Série de consignes →
A: Relevez dans le portrait de Cheikhou Oumar Seck toutes les priorités qu'il se fixe à la tête du ministère.
B: Expliquez en une à trois phrases, d'après le portrait de Cheikhou Oumar Seck, pourquoi il a été distingué au grade de Chevalier de l'Ordre national du Lion à Bamako.
C: Réécrivez le passage du portrait de Cheikhou Oumar Seck qui commence aux mots « Son nom avait » et s'arrête après « Lion à Bamako. », en changeant « renégociations » en « révisions ».

Texte fourni →
C’est un profil atypique dans le paysage politique sénégalais. Cheikhou Oumar Seck, nommé ministre des Mines et de la Géologie dans le gouvernement du Premier ministre Al Aminou Lo, est avant tout un technicien aguerri, loin des querelles partisanes.
Son nom avait déjà résonné sur le continent grâce à son implication dans les renégociations de conventions minières au Mali. Ces travaux auraient contribué à dégager plus de 600 milliards de francs CFA de ressources supplémentaires pour l’État malien, lui valant une distinction au grade de Chevalier de l’Ordre national du Lion à Bamako.
Titulaire du diplôme d’expertise comptable délivré par l’État français et d’un DESS en droit des affaires et fiscalité, il a forgé son expertise pendant plus de deux décennies au sein du cabinet international Mazars Sénégal, où il pilotait les pôles juridiques et fiscaux. Il dirige aujourd’hui le cabinet Leverage Conseil et Expertise et enseigne à l’Université Cheikh Anta Diop de Dakar et à l’Université Gaston Berger de Saint-Louis.
Au Sénégal, il avait déjà participé à la commission nationale d’audit et de renégociation des conventions pétrolières, gazières et minières. Ses priorités à la tête du ministère : réforme du Code minier, renforcement du contrôle étatique, digitalisation du secteur et valorisation locale des minerais.

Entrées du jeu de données
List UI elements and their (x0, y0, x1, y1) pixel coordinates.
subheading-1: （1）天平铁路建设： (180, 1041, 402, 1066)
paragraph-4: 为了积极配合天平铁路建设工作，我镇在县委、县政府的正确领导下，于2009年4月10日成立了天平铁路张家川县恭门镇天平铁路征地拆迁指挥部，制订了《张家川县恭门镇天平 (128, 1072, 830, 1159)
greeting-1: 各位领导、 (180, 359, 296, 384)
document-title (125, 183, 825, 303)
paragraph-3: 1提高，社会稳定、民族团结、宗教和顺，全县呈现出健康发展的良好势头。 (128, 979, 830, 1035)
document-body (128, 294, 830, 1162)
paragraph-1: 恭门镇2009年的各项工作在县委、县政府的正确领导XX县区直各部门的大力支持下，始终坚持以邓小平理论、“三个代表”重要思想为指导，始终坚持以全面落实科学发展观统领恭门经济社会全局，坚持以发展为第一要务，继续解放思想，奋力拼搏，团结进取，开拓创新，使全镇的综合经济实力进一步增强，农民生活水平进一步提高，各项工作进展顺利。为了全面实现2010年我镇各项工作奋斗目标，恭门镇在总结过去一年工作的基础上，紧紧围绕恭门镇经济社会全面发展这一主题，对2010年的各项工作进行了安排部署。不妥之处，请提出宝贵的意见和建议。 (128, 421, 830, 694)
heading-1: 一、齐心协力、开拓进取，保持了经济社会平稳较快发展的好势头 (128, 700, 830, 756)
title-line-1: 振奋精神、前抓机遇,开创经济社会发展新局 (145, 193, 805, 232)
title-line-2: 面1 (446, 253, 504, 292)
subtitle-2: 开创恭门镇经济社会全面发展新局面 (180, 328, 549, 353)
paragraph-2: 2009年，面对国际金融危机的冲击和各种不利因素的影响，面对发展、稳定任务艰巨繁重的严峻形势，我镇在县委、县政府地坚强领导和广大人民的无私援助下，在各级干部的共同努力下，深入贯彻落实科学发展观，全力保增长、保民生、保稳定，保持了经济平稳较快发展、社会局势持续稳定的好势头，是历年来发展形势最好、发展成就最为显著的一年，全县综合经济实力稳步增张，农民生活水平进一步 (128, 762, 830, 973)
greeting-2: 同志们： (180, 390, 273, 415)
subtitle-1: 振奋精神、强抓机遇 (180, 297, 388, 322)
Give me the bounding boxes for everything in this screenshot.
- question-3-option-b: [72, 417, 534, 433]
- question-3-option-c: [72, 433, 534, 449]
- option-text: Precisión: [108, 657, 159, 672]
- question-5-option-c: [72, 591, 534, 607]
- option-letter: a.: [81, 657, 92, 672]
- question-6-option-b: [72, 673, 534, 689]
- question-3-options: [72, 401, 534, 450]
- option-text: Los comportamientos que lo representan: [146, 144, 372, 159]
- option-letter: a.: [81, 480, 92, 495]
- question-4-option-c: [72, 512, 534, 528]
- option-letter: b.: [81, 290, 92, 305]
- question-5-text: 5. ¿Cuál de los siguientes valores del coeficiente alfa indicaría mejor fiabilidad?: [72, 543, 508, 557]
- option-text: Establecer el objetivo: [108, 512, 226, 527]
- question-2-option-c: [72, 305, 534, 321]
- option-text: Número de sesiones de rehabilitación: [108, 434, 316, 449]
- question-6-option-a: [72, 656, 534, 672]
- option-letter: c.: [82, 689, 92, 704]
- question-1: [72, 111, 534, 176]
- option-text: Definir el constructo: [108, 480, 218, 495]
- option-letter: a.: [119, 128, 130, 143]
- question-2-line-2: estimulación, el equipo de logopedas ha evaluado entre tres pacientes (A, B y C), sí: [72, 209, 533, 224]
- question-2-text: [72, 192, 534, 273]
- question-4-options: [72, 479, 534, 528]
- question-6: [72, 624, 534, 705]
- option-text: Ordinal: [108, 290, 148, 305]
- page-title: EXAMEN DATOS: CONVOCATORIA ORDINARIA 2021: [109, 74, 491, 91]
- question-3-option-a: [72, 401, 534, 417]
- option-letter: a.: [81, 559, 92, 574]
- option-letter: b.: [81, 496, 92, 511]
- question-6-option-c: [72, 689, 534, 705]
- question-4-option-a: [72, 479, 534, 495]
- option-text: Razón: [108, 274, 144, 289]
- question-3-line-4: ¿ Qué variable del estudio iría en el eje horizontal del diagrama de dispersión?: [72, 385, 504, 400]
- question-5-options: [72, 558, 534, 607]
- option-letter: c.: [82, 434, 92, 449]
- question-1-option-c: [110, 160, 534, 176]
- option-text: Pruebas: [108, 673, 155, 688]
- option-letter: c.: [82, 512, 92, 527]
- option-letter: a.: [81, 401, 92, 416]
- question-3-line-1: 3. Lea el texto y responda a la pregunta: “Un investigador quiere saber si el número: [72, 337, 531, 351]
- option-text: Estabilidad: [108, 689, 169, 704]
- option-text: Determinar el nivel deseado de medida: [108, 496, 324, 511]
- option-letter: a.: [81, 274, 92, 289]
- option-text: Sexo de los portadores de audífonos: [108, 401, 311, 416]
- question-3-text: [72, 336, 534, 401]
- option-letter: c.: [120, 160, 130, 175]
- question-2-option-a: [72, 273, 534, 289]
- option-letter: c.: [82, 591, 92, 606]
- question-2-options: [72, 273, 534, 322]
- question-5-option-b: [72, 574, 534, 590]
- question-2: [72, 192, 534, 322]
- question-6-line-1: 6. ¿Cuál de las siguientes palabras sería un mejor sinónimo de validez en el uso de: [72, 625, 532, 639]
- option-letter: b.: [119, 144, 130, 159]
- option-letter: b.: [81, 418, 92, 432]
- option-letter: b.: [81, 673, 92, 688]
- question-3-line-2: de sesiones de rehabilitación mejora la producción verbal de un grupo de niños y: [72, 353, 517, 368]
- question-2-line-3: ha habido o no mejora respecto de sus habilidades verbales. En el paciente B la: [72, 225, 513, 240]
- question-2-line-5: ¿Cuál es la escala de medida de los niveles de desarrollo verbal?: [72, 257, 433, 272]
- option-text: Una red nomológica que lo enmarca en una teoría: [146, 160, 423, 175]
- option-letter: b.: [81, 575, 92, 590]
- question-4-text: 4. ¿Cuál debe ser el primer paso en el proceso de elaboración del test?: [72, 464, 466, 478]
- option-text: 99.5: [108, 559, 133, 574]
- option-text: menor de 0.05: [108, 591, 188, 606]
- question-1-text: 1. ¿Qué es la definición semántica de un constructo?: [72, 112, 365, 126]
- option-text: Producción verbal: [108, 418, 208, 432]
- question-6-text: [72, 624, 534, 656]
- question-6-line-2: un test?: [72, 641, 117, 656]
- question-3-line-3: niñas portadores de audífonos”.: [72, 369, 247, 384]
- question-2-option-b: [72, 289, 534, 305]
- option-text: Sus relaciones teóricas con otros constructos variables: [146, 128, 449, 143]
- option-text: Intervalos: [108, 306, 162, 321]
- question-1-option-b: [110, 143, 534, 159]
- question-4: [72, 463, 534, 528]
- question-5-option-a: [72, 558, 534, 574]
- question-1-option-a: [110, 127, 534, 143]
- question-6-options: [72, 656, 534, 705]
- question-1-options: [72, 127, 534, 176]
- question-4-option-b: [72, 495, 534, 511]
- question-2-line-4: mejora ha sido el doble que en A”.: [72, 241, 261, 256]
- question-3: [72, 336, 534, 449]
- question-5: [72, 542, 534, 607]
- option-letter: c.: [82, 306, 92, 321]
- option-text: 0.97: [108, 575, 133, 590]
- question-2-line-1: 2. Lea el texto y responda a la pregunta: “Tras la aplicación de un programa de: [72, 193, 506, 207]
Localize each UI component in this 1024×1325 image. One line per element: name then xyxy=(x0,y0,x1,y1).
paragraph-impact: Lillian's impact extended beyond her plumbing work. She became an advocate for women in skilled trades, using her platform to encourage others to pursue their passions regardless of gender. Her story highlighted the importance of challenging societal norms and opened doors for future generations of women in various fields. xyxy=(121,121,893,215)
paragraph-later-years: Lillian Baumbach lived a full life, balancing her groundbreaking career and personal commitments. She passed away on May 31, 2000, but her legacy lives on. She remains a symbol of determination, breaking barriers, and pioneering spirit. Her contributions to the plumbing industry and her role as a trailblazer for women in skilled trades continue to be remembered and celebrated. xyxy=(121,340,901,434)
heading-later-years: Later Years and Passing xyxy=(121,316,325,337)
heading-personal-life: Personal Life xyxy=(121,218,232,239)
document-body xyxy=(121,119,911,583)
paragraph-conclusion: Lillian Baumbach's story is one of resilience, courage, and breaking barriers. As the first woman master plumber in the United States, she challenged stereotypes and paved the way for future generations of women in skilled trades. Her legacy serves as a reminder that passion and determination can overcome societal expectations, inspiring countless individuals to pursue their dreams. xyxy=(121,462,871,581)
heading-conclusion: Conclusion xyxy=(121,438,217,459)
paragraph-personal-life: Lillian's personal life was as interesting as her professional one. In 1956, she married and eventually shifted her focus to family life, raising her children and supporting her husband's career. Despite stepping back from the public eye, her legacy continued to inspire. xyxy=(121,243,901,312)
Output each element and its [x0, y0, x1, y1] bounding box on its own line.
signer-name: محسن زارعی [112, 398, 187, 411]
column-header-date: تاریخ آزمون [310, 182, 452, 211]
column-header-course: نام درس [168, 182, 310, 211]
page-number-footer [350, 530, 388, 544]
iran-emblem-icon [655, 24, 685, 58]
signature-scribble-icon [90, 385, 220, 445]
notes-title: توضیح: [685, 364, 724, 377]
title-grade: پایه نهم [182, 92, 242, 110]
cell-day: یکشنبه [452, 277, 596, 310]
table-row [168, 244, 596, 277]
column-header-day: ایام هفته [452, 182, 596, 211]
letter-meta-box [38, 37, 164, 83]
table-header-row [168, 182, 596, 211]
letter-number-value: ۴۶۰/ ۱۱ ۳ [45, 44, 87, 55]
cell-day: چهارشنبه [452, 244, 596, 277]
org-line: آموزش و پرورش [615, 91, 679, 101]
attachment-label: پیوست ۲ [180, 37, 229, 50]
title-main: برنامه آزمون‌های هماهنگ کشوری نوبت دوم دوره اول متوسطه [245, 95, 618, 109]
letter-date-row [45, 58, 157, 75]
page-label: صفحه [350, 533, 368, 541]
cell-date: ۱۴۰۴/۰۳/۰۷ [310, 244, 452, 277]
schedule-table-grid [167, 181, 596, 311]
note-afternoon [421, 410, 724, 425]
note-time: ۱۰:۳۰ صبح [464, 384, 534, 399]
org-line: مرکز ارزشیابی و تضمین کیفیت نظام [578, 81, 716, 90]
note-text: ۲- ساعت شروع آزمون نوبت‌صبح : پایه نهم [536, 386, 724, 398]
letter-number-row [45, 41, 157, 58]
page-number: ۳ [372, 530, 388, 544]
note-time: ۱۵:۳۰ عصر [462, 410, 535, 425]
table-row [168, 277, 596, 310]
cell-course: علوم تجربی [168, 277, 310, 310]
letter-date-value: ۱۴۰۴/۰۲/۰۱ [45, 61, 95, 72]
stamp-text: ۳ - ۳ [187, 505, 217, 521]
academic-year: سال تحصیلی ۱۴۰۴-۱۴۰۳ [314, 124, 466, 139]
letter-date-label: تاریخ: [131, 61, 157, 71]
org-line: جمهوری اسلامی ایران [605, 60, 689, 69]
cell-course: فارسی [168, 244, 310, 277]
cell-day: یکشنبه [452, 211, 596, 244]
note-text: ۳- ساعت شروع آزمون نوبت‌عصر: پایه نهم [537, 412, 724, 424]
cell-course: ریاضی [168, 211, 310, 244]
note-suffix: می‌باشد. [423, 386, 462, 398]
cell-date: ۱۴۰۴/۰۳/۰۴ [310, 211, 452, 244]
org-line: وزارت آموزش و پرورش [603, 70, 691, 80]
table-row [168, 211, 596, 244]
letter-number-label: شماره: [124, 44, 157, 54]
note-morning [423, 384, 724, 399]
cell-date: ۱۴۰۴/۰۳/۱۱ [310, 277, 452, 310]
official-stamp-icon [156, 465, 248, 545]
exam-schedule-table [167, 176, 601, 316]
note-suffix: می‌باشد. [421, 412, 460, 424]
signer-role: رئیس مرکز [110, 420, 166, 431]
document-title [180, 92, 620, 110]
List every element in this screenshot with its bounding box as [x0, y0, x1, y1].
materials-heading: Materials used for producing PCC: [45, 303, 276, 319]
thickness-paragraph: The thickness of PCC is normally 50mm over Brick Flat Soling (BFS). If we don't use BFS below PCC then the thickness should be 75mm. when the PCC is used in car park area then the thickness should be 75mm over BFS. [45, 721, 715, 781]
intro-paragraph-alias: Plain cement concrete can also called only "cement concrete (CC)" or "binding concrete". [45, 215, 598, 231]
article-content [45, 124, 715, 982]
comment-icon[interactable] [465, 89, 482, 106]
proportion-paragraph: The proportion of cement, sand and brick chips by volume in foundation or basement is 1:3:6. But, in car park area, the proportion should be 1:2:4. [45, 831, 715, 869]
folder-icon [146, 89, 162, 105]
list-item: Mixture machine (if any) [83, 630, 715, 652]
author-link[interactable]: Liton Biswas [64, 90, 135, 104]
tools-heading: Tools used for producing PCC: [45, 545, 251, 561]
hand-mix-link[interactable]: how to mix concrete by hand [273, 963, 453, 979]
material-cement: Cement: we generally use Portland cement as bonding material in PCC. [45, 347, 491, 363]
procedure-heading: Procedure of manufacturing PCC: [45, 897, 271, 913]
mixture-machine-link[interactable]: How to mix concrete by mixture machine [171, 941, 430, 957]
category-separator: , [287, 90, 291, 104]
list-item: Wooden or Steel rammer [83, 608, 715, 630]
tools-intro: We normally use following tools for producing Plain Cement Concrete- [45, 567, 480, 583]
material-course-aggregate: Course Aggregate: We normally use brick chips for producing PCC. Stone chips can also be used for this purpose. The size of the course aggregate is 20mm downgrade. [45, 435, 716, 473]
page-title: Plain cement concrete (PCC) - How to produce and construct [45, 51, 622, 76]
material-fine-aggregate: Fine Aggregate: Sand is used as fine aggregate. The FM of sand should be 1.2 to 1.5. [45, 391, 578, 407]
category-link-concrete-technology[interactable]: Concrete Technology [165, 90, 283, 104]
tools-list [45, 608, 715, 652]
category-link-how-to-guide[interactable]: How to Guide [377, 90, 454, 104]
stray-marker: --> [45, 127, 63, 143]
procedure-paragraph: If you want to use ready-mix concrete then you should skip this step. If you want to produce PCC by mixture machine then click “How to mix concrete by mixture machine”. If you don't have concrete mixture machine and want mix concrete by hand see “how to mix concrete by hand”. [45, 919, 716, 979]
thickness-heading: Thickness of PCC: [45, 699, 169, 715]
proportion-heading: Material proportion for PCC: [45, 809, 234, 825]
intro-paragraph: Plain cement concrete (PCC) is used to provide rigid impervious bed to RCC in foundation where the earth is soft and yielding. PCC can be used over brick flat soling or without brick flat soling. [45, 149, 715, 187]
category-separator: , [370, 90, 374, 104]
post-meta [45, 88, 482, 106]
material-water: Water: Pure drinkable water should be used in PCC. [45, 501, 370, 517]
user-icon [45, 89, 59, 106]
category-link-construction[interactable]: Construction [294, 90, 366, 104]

Réponses aux exercices →
A:
- Réforme du Code minier
- Renforcement du contrôle étatique
- Digitalisation du secteur
- Valorisation locale des minerais

B: Il a pris part aux renégociations de conventions minières au Mali. Ces travaux auraient contribué à dégager plus de 600 milliards de francs CFA de ressources supplémentaires pour l'État malien, ce qui lui a valu cette distinction.

C:
Son nom avait déjà résonné sur le continent grâce à son implication dans les révisions de conventions minières au Mali. Ces travaux auraient contribué à dégager plus de 600 milliards de francs CFA de ressources supplémentaires pour l’État malien, lui valant une distinction au grade de Chevalier de l’Ordre national du Lion à Bamako.